* _Entries provided_

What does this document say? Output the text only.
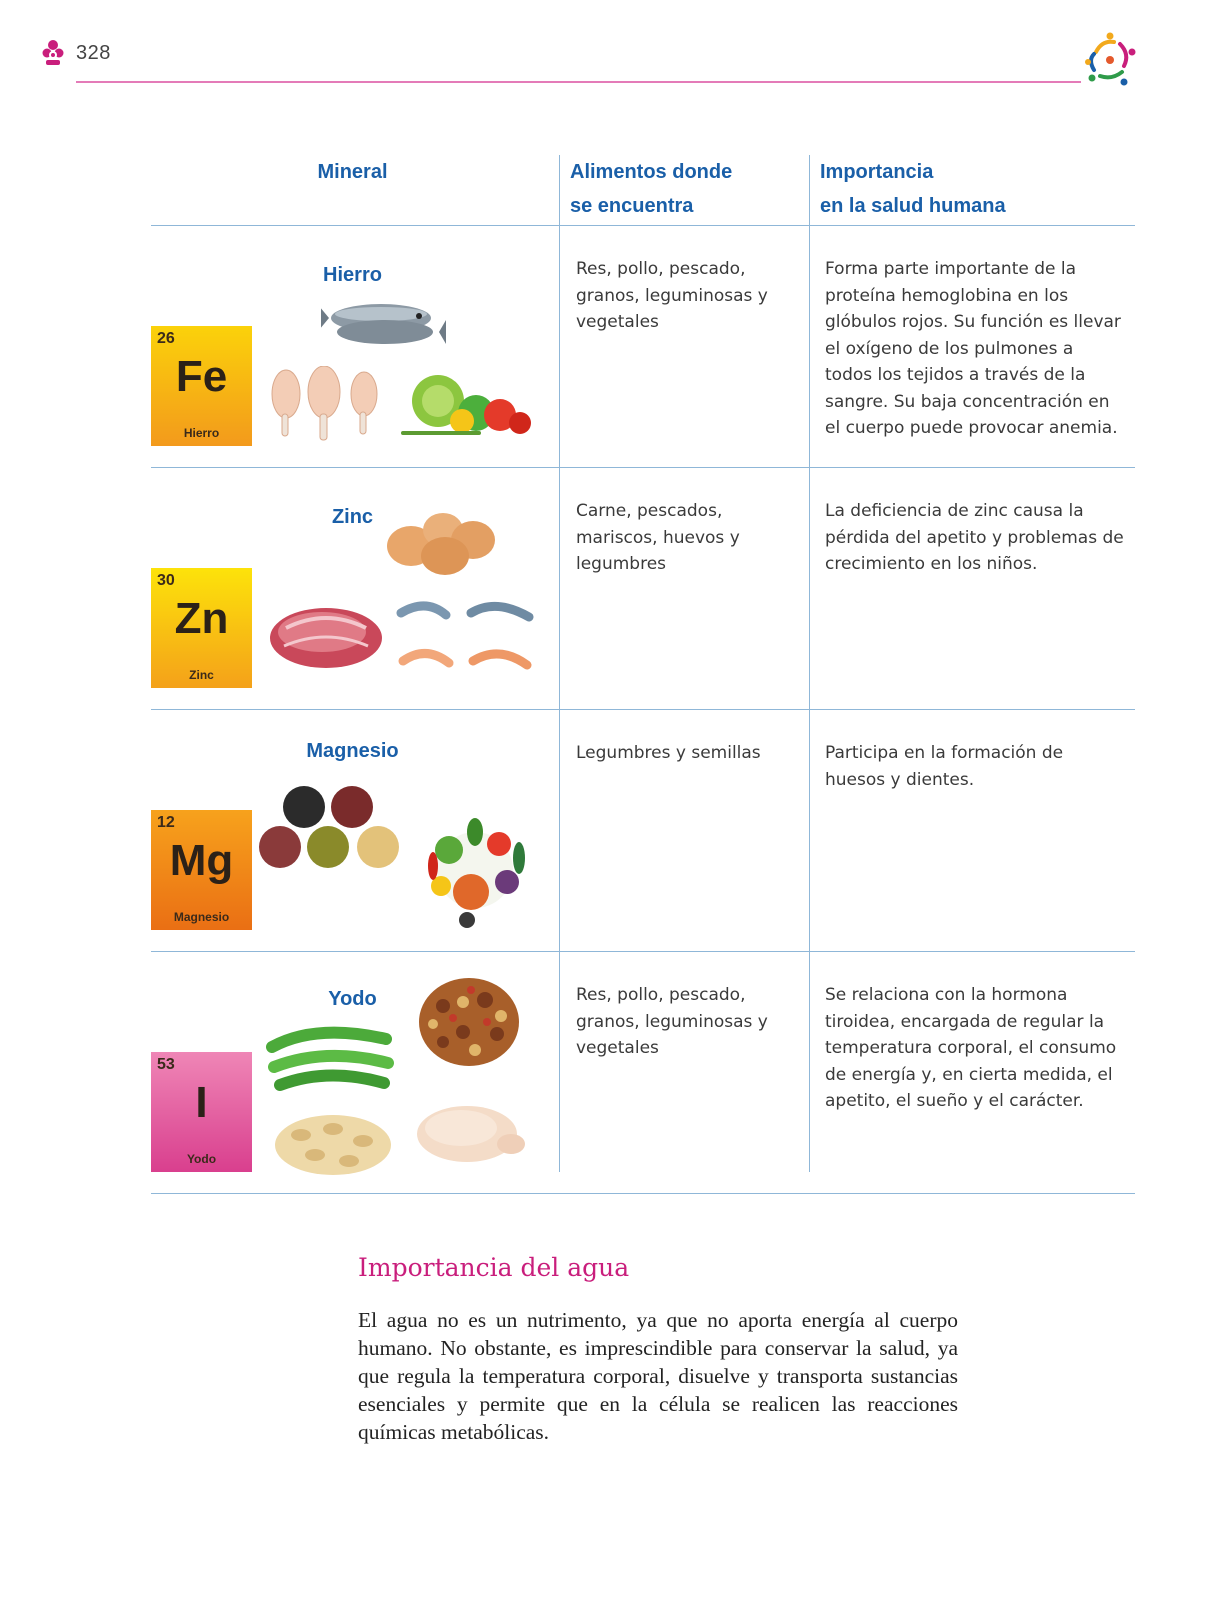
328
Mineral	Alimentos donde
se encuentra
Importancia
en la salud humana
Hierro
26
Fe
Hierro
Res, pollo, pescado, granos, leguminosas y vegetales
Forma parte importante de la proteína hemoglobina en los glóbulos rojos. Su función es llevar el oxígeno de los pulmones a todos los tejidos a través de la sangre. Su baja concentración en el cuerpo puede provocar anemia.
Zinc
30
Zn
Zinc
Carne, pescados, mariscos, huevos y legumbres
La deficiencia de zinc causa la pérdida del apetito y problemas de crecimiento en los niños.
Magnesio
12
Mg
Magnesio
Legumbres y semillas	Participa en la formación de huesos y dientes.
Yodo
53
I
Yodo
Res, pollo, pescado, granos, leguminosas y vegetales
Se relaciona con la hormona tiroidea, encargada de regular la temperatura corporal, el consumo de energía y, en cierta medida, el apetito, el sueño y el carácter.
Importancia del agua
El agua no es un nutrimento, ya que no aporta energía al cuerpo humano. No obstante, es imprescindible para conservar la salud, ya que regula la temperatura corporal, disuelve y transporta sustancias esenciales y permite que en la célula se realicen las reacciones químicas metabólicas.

* _Required work_
Copy out the listing exactly as it stands, but not the pictures.

* _Complete output_
What does this document say? Output the text only.
328
Mineral	Alimentos donde
se encuentra
Importancia
en la salud humana
Hierro
26
Fe
Hierro
Res, pollo, pescado, granos, leguminosas y vegetales
Forma parte importante de la proteína hemoglobina en los glóbulos rojos. Su función es llevar el oxígeno de los pulmones a todos los tejidos a través de la sangre. Su baja concentración en el cuerpo puede provocar anemia.
Zinc
30
Zn
Zinc
Carne, pescados, mariscos, huevos y legumbres
La deficiencia de zinc causa la pérdida del apetito y problemas de crecimiento en los niños.
Magnesio
12
Mg
Magnesio
Legumbres y semillas	Participa en la formación de huesos y dientes.
Yodo
53
I
Yodo
Res, pollo, pescado, granos, leguminosas y vegetales
Se relaciona con la hormona tiroidea, encargada de regular la temperatura corporal, el consumo de energía y, en cierta medida, el apetito, el sueño y el carácter.
Importancia del agua
El agua no es un nutrimento, ya que no aporta energía al cuerpo humano. No obstante, es imprescindible para conservar la salud, ya que regula la temperatura corporal, disuelve y transporta sustancias esenciales y permite que en la célula se realicen las reacciones químicas metabólicas.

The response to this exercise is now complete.